## Required task
Write the listing below out again exactly, dropping the images.

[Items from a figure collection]

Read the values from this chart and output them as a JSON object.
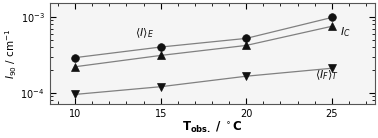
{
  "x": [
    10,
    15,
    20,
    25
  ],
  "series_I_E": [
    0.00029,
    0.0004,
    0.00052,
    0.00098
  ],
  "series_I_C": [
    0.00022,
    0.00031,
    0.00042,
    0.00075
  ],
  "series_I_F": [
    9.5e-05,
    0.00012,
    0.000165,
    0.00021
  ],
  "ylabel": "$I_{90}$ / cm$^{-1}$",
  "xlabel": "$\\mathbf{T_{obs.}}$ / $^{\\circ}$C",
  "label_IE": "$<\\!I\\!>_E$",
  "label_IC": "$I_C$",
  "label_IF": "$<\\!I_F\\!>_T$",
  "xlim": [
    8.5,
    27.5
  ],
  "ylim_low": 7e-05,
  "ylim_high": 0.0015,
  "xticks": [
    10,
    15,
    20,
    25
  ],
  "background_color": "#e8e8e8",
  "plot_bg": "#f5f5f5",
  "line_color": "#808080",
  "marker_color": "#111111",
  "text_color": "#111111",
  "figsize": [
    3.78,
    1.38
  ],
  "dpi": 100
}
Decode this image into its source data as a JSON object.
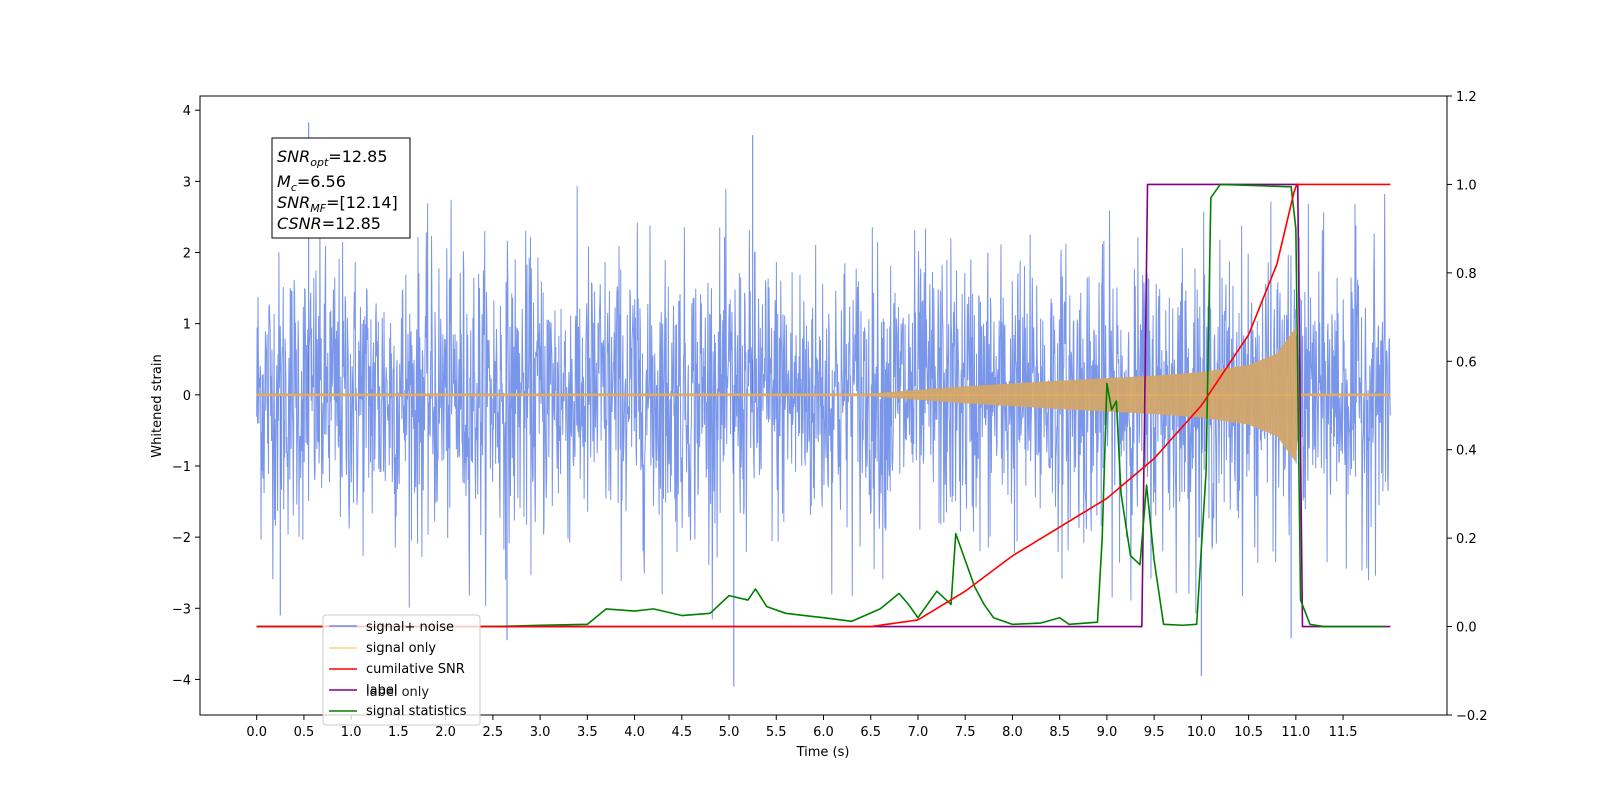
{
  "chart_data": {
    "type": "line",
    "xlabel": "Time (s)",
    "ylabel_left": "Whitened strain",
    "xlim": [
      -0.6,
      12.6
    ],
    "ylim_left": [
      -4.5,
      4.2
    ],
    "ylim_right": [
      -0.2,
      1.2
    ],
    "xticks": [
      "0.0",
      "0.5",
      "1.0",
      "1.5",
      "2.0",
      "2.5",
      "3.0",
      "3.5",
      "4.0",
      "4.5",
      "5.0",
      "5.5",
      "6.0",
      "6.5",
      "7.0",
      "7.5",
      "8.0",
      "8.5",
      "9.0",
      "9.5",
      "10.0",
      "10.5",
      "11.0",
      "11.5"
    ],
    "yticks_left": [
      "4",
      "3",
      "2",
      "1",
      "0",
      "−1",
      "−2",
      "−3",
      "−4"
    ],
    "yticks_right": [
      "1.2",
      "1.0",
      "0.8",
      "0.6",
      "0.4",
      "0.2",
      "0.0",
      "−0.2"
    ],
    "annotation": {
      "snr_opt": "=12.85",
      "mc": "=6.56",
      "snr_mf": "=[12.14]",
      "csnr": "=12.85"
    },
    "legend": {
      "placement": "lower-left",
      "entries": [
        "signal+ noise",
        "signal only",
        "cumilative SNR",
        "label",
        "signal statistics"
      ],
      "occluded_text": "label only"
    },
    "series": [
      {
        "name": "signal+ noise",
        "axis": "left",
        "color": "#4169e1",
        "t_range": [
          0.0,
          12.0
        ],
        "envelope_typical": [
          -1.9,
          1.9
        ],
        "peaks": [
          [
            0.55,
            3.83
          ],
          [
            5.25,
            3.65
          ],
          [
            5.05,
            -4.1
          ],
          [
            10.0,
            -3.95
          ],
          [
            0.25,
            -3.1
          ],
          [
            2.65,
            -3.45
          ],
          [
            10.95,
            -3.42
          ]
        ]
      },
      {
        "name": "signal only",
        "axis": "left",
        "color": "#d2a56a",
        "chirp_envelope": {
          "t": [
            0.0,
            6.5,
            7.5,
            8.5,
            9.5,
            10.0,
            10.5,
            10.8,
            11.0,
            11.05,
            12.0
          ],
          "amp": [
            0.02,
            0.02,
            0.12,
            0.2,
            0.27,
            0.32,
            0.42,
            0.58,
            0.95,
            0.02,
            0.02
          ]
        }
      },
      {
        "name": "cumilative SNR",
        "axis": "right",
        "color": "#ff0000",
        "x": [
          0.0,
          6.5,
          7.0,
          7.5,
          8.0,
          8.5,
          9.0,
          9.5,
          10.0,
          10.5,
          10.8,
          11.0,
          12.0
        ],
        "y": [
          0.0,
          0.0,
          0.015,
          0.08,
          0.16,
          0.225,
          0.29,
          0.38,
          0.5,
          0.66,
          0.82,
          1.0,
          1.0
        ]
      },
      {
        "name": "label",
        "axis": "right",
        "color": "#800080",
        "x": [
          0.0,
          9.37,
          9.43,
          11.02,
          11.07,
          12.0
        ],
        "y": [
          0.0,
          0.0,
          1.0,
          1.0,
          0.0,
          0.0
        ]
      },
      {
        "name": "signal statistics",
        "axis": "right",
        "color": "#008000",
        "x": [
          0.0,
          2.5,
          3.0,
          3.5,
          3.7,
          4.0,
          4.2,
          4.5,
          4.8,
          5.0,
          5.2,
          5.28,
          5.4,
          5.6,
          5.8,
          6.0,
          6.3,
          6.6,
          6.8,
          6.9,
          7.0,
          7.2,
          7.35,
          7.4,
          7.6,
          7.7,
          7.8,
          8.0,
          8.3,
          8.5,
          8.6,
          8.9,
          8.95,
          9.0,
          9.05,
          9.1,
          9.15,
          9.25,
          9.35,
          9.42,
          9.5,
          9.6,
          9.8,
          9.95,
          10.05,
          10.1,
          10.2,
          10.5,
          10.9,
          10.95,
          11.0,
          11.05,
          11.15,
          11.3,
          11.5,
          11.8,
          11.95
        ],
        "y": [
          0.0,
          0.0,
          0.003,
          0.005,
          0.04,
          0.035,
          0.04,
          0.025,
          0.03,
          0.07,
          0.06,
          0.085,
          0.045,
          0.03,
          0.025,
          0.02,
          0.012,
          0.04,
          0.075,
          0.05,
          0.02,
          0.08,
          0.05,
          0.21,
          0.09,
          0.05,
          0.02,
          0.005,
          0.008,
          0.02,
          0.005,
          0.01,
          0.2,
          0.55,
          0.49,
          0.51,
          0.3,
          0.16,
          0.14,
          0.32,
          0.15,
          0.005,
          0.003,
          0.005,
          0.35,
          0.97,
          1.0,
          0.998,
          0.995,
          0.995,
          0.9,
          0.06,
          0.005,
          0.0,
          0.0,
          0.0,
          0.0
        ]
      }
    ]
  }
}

## Output of the task
Read the values from this chart and output them as a JSON object.
{
  "x": [
    10,
    15,
    20,
    25
  ],
  "series_I_E": [
    0.00029,
    0.0004,
    0.00052,
    0.00098
  ],
  "series_I_C": [
    0.00022,
    0.00031,
    0.00042,
    0.00075
  ],
  "series_I_F": [
    9.5e-05,
    0.00012,
    0.000165,
    0.00021
  ],
  "ylabel": "$I_{90}$ / cm$^{-1}$",
  "xlabel": "$\\mathbf{T_{obs.}}$ / $^{\\circ}$C",
  "label_IE": "$<\\!I\\!>_E$",
  "label_IC": "$I_C$",
  "label_IF": "$<\\!I_F\\!>_T$",
  "xlim": [
    8.5,
    27.5
  ],
  "ylim_low": 7e-05,
  "ylim_high": 0.0015,
  "xticks": [
    10,
    15,
    20,
    25
  ],
  "background_color": "#e8e8e8",
  "plot_bg": "#f5f5f5",
  "line_color": "#808080",
  "marker_color": "#111111",
  "text_color": "#111111",
  "figsize": [
    3.78,
    1.38
  ],
  "dpi": 100
}
Decode this image into its source data as a JSON object.
{
  "chart_data": {
    "type": "line",
    "xlabel": "Time (s)",
    "ylabel_left": "Whitened strain",
    "xlim": [
      -0.6,
      12.6
    ],
    "ylim_left": [
      -4.5,
      4.2
    ],
    "ylim_right": [
      -0.2,
      1.2
    ],
    "xticks": [
      "0.0",
      "0.5",
      "1.0",
      "1.5",
      "2.0",
      "2.5",
      "3.0",
      "3.5",
      "4.0",
      "4.5",
      "5.0",
      "5.5",
      "6.0",
      "6.5",
      "7.0",
      "7.5",
      "8.0",
      "8.5",
      "9.0",
      "9.5",
      "10.0",
      "10.5",
      "11.0",
      "11.5"
    ],
    "yticks_left": [
      "4",
      "3",
      "2",
      "1",
      "0",
      "−1",
      "−2",
      "−3",
      "−4"
    ],
    "yticks_right": [
      "1.2",
      "1.0",
      "0.8",
      "0.6",
      "0.4",
      "0.2",
      "0.0",
      "−0.2"
    ],
    "annotation": {
      "snr_opt": "=12.85",
      "mc": "=6.56",
      "snr_mf": "=[12.14]",
      "csnr": "=12.85"
    },
    "legend": {
      "placement": "lower-left",
      "entries": [
        "signal+ noise",
        "signal only",
        "cumilative SNR",
        "label",
        "signal statistics"
      ],
      "occluded_text": "label only"
    },
    "series": [
      {
        "name": "signal+ noise",
        "axis": "left",
        "color": "#4169e1",
        "t_range": [
          0.0,
          12.0
        ],
        "envelope_typical": [
          -1.9,
          1.9
        ],
        "peaks": [
          [
            0.55,
            3.83
          ],
          [
            5.25,
            3.65
          ],
          [
            5.05,
            -4.1
          ],
          [
            10.0,
            -3.95
          ],
          [
            0.25,
            -3.1
          ],
          [
            2.65,
            -3.45
          ],
          [
            10.95,
            -3.42
          ]
        ]
      },
      {
        "name": "signal only",
        "axis": "left",
        "color": "#d2a56a",
        "chirp_envelope": {
          "t": [
            0.0,
            6.5,
            7.5,
            8.5,
            9.5,
            10.0,
            10.5,
            10.8,
            11.0,
            11.05,
            12.0
          ],
          "amp": [
            0.02,
            0.02,
            0.12,
            0.2,
            0.27,
            0.32,
            0.42,
            0.58,
            0.95,
            0.02,
            0.02
          ]
        }
      },
      {
        "name": "cumilative SNR",
        "axis": "right",
        "color": "#ff0000",
        "x": [
          0.0,
          6.5,
          7.0,
          7.5,
          8.0,
          8.5,
          9.0,
          9.5,
          10.0,
          10.5,
          10.8,
          11.0,
          12.0
        ],
        "y": [
          0.0,
          0.0,
          0.015,
          0.08,
          0.16,
          0.225,
          0.29,
          0.38,
          0.5,
          0.66,
          0.82,
          1.0,
          1.0
        ]
      },
      {
        "name": "label",
        "axis": "right",
        "color": "#800080",
        "x": [
          0.0,
          9.37,
          9.43,
          11.02,
          11.07,
          12.0
        ],
        "y": [
          0.0,
          0.0,
          1.0,
          1.0,
          0.0,
          0.0
        ]
      },
      {
        "name": "signal statistics",
        "axis": "right",
        "color": "#008000",
        "x": [
          0.0,
          2.5,
          3.0,
          3.5,
          3.7,
          4.0,
          4.2,
          4.5,
          4.8,
          5.0,
          5.2,
          5.28,
          5.4,
          5.6,
          5.8,
          6.0,
          6.3,
          6.6,
          6.8,
          6.9,
          7.0,
          7.2,
          7.35,
          7.4,
          7.6,
          7.7,
          7.8,
          8.0,
          8.3,
          8.5,
          8.6,
          8.9,
          8.95,
          9.0,
          9.05,
          9.1,
          9.15,
          9.25,
          9.35,
          9.42,
          9.5,
          9.6,
          9.8,
          9.95,
          10.05,
          10.1,
          10.2,
          10.5,
          10.9,
          10.95,
          11.0,
          11.05,
          11.15,
          11.3,
          11.5,
          11.8,
          11.95
        ],
        "y": [
          0.0,
          0.0,
          0.003,
          0.005,
          0.04,
          0.035,
          0.04,
          0.025,
          0.03,
          0.07,
          0.06,
          0.085,
          0.045,
          0.03,
          0.025,
          0.02,
          0.012,
          0.04,
          0.075,
          0.05,
          0.02,
          0.08,
          0.05,
          0.21,
          0.09,
          0.05,
          0.02,
          0.005,
          0.008,
          0.02,
          0.005,
          0.01,
          0.2,
          0.55,
          0.49,
          0.51,
          0.3,
          0.16,
          0.14,
          0.32,
          0.15,
          0.005,
          0.003,
          0.005,
          0.35,
          0.97,
          1.0,
          0.998,
          0.995,
          0.995,
          0.9,
          0.06,
          0.005,
          0.0,
          0.0,
          0.0,
          0.0
        ]
      }
    ]
  }
}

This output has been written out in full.